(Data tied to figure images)
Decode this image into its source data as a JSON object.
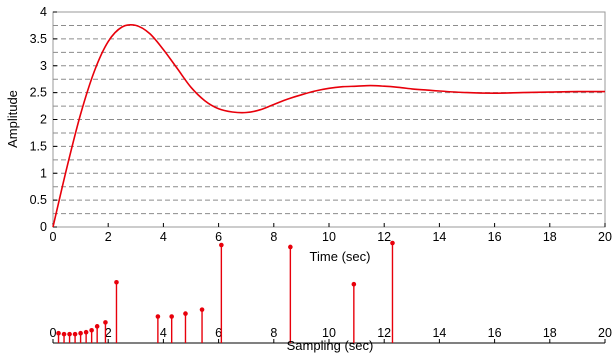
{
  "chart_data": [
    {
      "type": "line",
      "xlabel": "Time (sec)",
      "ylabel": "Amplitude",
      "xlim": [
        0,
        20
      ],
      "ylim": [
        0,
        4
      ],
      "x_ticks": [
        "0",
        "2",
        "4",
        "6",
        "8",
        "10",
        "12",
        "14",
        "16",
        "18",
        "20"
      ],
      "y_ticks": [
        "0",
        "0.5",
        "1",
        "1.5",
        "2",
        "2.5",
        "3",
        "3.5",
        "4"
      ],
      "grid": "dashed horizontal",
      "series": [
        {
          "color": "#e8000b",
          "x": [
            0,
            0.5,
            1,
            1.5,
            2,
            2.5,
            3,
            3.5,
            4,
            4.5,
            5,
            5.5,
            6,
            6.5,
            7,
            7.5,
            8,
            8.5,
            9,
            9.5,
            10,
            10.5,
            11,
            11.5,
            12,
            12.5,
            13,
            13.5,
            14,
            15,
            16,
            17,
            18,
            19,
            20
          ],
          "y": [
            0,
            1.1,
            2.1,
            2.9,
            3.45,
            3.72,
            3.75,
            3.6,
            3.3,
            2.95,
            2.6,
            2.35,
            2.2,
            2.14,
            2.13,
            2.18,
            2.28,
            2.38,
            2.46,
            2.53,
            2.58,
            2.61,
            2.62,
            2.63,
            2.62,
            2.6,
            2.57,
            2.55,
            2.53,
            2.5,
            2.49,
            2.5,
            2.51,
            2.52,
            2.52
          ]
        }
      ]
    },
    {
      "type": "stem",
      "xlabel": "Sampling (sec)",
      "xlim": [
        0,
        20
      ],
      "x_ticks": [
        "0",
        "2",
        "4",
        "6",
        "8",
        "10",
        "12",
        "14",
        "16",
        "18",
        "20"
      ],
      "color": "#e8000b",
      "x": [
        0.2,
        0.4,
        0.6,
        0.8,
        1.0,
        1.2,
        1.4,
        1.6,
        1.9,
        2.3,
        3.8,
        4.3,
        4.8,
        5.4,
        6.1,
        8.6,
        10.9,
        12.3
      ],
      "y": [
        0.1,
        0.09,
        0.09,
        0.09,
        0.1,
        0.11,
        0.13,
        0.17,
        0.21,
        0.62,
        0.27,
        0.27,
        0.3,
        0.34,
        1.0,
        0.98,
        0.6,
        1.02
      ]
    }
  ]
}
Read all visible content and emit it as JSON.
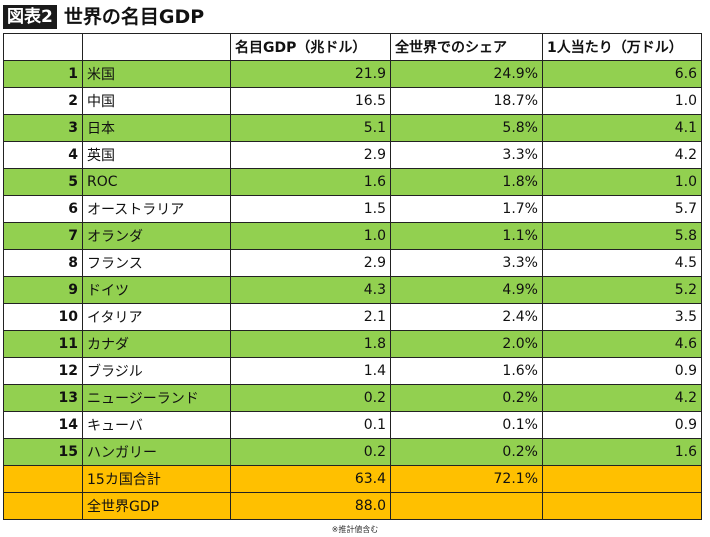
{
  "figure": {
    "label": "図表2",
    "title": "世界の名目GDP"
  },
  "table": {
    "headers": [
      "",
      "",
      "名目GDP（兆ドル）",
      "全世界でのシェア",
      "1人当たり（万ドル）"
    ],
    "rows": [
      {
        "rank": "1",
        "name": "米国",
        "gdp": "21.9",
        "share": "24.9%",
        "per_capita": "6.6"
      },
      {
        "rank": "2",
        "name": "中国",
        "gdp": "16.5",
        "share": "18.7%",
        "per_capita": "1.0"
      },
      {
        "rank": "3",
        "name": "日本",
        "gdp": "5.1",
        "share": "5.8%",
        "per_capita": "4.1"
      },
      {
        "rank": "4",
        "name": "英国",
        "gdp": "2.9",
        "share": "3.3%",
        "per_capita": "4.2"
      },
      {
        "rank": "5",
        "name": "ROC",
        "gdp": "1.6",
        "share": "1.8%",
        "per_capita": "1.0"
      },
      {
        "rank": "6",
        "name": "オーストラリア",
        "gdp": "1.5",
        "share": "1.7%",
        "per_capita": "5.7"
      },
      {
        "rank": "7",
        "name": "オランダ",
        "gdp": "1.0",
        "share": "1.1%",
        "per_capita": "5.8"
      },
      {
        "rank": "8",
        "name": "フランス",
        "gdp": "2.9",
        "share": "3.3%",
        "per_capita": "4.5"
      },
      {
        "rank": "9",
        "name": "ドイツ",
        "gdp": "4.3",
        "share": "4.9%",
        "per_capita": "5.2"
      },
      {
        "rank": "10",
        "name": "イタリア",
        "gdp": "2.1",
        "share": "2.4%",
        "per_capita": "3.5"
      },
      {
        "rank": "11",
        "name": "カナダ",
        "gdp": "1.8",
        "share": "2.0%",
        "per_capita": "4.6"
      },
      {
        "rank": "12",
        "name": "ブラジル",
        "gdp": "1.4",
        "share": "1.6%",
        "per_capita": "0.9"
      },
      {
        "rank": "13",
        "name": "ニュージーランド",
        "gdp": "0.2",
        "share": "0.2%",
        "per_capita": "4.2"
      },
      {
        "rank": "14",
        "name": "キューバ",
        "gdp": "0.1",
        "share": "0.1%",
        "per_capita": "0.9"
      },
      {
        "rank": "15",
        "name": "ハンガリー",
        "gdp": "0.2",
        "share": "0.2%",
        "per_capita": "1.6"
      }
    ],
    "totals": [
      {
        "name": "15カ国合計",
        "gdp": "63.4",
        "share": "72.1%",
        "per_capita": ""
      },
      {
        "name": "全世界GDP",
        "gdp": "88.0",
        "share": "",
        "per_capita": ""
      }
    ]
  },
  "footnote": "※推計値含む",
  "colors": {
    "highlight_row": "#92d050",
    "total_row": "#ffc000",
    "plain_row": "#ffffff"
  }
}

**EXERCISE REQUIREMENTS:** Pick each line holding the word "xlabel" out of the data and copy it.

**SOLUTION:**
      "xlabel": "Time (sec)",
      "xlabel": "Sampling (sec)",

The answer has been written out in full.